### What you have to do:
Copy the records below exactly, leaving out any pictures.

* start Given data *

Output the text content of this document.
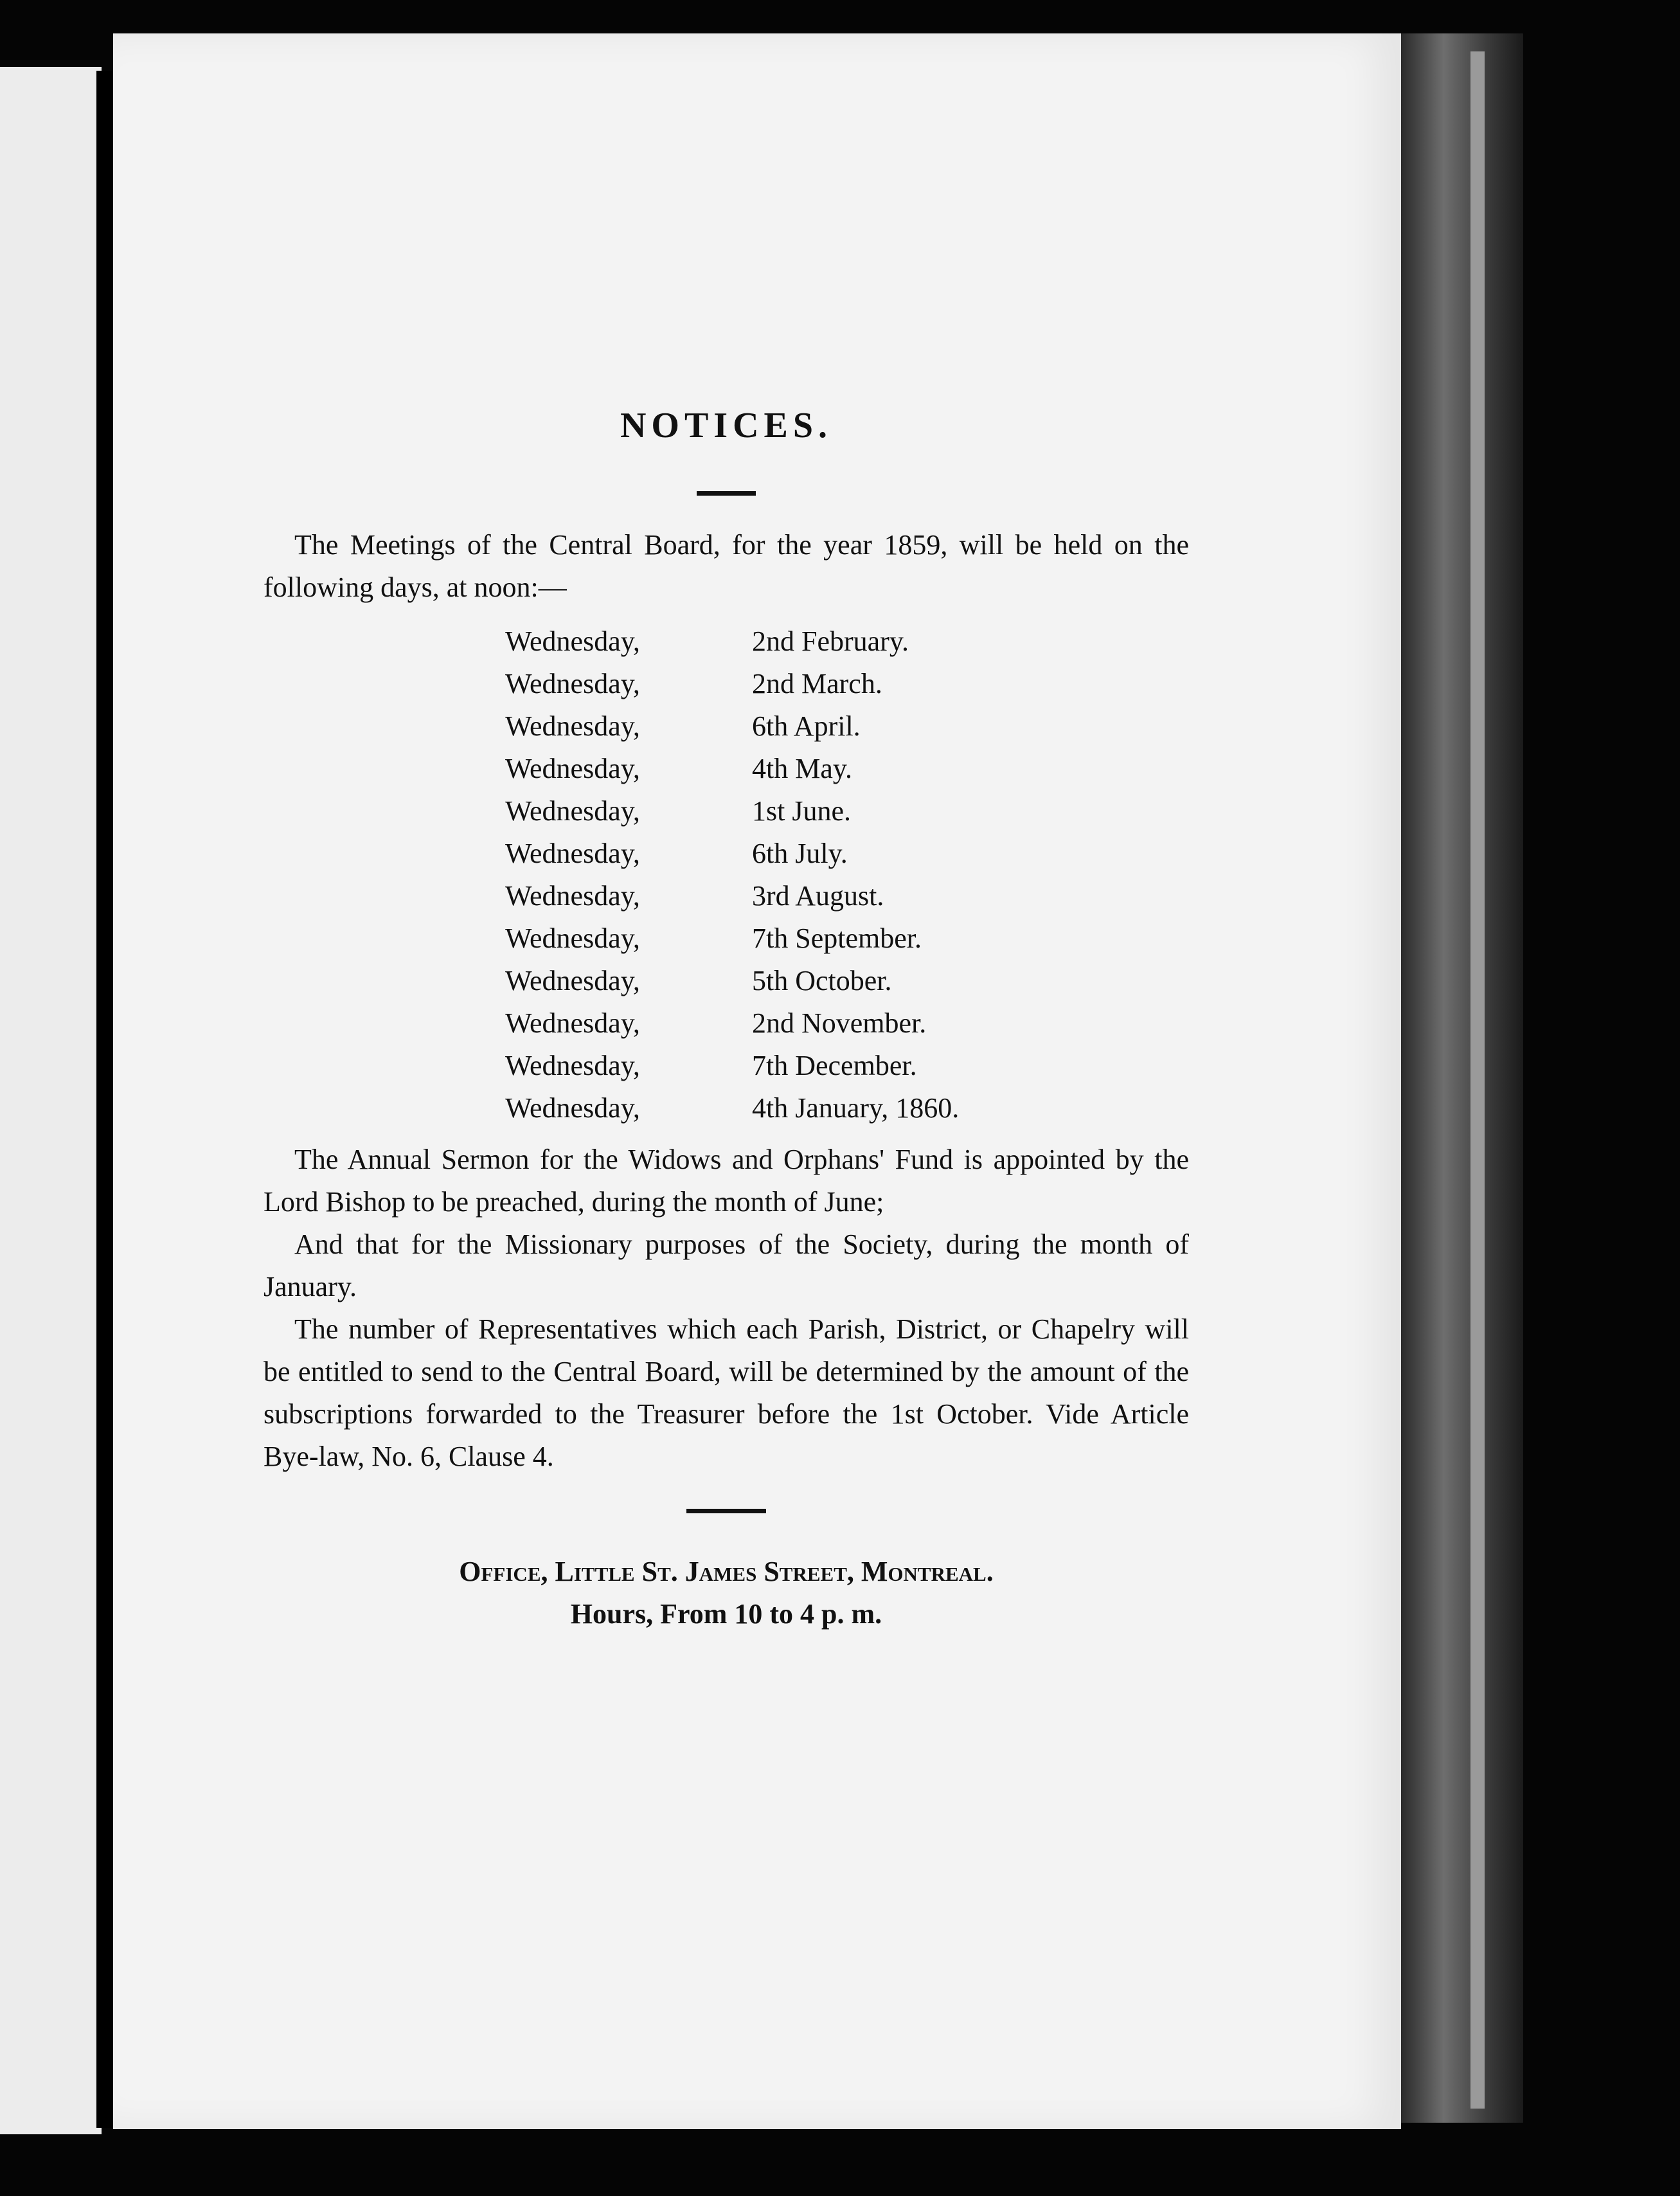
NOTICES.

The Meetings of the Central Board, for the year 1859, will be held on the following days, at noon:—

Wednesday,	2nd February.
Wednesday,	2nd March.
Wednesday,	6th April.
Wednesday,	4th May.
Wednesday,	1st June.
Wednesday,	6th July.
Wednesday,	3rd August.
Wednesday,	7th September.
Wednesday,	5th October.
Wednesday,	2nd November.
Wednesday,	7th December.
Wednesday,	4th January, 1860.

The Annual Sermon for the Widows and Orphans' Fund is appointed by the Lord Bishop to be preached, during the month of June;

And that for the Missionary purposes of the Society, during the month of January.

The number of Representatives which each Parish, District, or Chapelry will be entitled to send to the Central Board, will be determined by the amount of the subscriptions forwarded to the Treasurer before the 1st October. Vide Article Bye-law, No. 6, Clause 4.

Office, Little St. James Street, Montreal.

Hours, From 10 to 4 p. m.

* end Given data *

### Task solution:
Output the text content of this document.
NOTICES.

The Meetings of the Central Board, for the year 1859, will be held on the following days, at noon:—

Wednesday,	2nd February.
Wednesday,	2nd March.
Wednesday,	6th April.
Wednesday,	4th May.
Wednesday,	1st June.
Wednesday,	6th July.
Wednesday,	3rd August.
Wednesday,	7th September.
Wednesday,	5th October.
Wednesday,	2nd November.
Wednesday,	7th December.
Wednesday,	4th January, 1860.

The Annual Sermon for the Widows and Orphans' Fund is appointed by the Lord Bishop to be preached, during the month of June;

And that for the Missionary purposes of the Society, during the month of January.

The number of Representatives which each Parish, District, or Chapelry will be entitled to send to the Central Board, will be determined by the amount of the subscriptions forwarded to the Treasurer before the 1st October. Vide Article Bye-law, No. 6, Clause 4.

Office, Little St. James Street, Montreal.

Hours, From 10 to 4 p. m.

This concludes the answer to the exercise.